EXERCISE OBJECTIVE
Can you switch every "Protons" in the items below to "Particles", change nothing else, and write the lines out again without the pictures?

..............................

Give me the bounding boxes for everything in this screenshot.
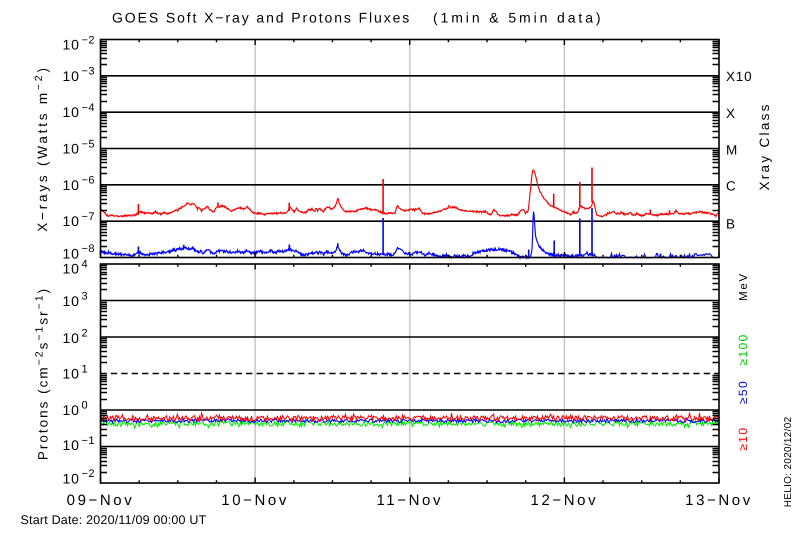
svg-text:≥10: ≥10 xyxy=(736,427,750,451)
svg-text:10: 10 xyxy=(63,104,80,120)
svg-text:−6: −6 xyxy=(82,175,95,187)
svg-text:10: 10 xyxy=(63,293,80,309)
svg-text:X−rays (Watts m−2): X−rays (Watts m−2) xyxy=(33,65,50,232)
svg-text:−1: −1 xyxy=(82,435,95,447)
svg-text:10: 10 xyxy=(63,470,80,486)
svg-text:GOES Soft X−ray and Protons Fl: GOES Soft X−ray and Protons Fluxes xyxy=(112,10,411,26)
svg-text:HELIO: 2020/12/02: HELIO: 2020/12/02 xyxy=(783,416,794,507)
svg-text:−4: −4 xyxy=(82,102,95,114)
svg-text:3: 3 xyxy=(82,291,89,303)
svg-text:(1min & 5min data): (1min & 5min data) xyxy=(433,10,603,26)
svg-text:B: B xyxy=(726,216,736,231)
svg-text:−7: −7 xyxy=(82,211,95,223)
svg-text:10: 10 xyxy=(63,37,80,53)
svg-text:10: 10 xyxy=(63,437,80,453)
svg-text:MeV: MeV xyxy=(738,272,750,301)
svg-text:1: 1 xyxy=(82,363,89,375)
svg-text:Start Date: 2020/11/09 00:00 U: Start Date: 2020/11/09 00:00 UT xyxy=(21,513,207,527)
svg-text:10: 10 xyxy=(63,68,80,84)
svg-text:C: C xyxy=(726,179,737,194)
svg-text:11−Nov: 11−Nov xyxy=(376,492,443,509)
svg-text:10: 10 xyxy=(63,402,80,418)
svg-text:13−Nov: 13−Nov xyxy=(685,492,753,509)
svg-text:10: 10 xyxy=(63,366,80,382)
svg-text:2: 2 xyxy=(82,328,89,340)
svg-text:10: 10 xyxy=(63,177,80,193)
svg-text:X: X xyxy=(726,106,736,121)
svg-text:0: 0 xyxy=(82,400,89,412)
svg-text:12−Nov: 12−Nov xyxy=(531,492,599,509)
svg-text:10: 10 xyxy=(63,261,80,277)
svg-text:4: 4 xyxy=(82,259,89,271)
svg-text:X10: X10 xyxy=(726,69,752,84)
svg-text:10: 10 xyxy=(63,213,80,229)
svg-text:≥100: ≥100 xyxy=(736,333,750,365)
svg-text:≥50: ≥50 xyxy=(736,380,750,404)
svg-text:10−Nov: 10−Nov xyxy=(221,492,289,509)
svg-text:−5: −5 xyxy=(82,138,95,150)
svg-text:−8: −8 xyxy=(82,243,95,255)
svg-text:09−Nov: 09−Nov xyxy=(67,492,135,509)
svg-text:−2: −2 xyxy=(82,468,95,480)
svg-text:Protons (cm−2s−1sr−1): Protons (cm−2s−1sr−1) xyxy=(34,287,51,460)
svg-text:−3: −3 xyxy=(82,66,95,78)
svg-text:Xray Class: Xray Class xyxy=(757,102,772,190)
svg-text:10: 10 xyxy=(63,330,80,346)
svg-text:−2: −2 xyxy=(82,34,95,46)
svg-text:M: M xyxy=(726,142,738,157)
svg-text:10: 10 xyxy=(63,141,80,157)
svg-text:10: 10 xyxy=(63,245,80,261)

..............................

EXERCISE ANSWER
Give me the bounding boxes for everything in this screenshot.
svg-text:≥10: ≥10 xyxy=(736,427,750,451)
svg-text:10: 10 xyxy=(63,104,80,120)
svg-text:−6: −6 xyxy=(82,175,95,187)
svg-text:10: 10 xyxy=(63,293,80,309)
svg-text:X−rays (Watts m−2): X−rays (Watts m−2) xyxy=(33,65,50,232)
svg-text:−1: −1 xyxy=(82,435,95,447)
svg-text:10: 10 xyxy=(63,470,80,486)
svg-text:GOES Soft X−ray and Particles Fl: GOES Soft X−ray and Particles Fluxes xyxy=(112,10,411,26)
svg-text:HELIO: 2020/12/02: HELIO: 2020/12/02 xyxy=(783,416,794,507)
svg-text:−4: −4 xyxy=(82,102,95,114)
svg-text:3: 3 xyxy=(82,291,89,303)
svg-text:(1min & 5min data): (1min & 5min data) xyxy=(433,10,603,26)
svg-text:B: B xyxy=(726,216,736,231)
svg-text:−7: −7 xyxy=(82,211,95,223)
svg-text:10: 10 xyxy=(63,37,80,53)
svg-text:10: 10 xyxy=(63,437,80,453)
svg-text:MeV: MeV xyxy=(738,272,750,301)
svg-text:1: 1 xyxy=(82,363,89,375)
svg-text:Start Date: 2020/11/09 00:00 U: Start Date: 2020/11/09 00:00 UT xyxy=(21,513,207,527)
svg-text:10: 10 xyxy=(63,68,80,84)
svg-text:C: C xyxy=(726,179,737,194)
svg-text:11−Nov: 11−Nov xyxy=(376,492,443,509)
svg-text:10: 10 xyxy=(63,402,80,418)
svg-text:13−Nov: 13−Nov xyxy=(685,492,753,509)
svg-text:10: 10 xyxy=(63,366,80,382)
svg-text:2: 2 xyxy=(82,328,89,340)
svg-text:10: 10 xyxy=(63,177,80,193)
svg-text:X: X xyxy=(726,106,736,121)
svg-text:0: 0 xyxy=(82,400,89,412)
svg-text:12−Nov: 12−Nov xyxy=(531,492,599,509)
svg-text:10: 10 xyxy=(63,261,80,277)
svg-text:4: 4 xyxy=(82,259,89,271)
svg-text:X10: X10 xyxy=(726,69,752,84)
svg-text:10: 10 xyxy=(63,213,80,229)
svg-text:≥100: ≥100 xyxy=(736,333,750,365)
svg-text:≥50: ≥50 xyxy=(736,380,750,404)
svg-text:10−Nov: 10−Nov xyxy=(221,492,289,509)
svg-text:−5: −5 xyxy=(82,138,95,150)
svg-text:−8: −8 xyxy=(82,243,95,255)
svg-text:09−Nov: 09−Nov xyxy=(67,492,135,509)
svg-text:−2: −2 xyxy=(82,468,95,480)
svg-text:Particles (cm−2s−1sr−1): Particles (cm−2s−1sr−1) xyxy=(34,287,51,460)
svg-text:−3: −3 xyxy=(82,66,95,78)
svg-text:Xray Class: Xray Class xyxy=(757,102,772,190)
svg-text:10: 10 xyxy=(63,330,80,346)
svg-text:−2: −2 xyxy=(82,34,95,46)
svg-text:M: M xyxy=(726,142,738,157)
svg-text:10: 10 xyxy=(63,141,80,157)
svg-text:10: 10 xyxy=(63,245,80,261)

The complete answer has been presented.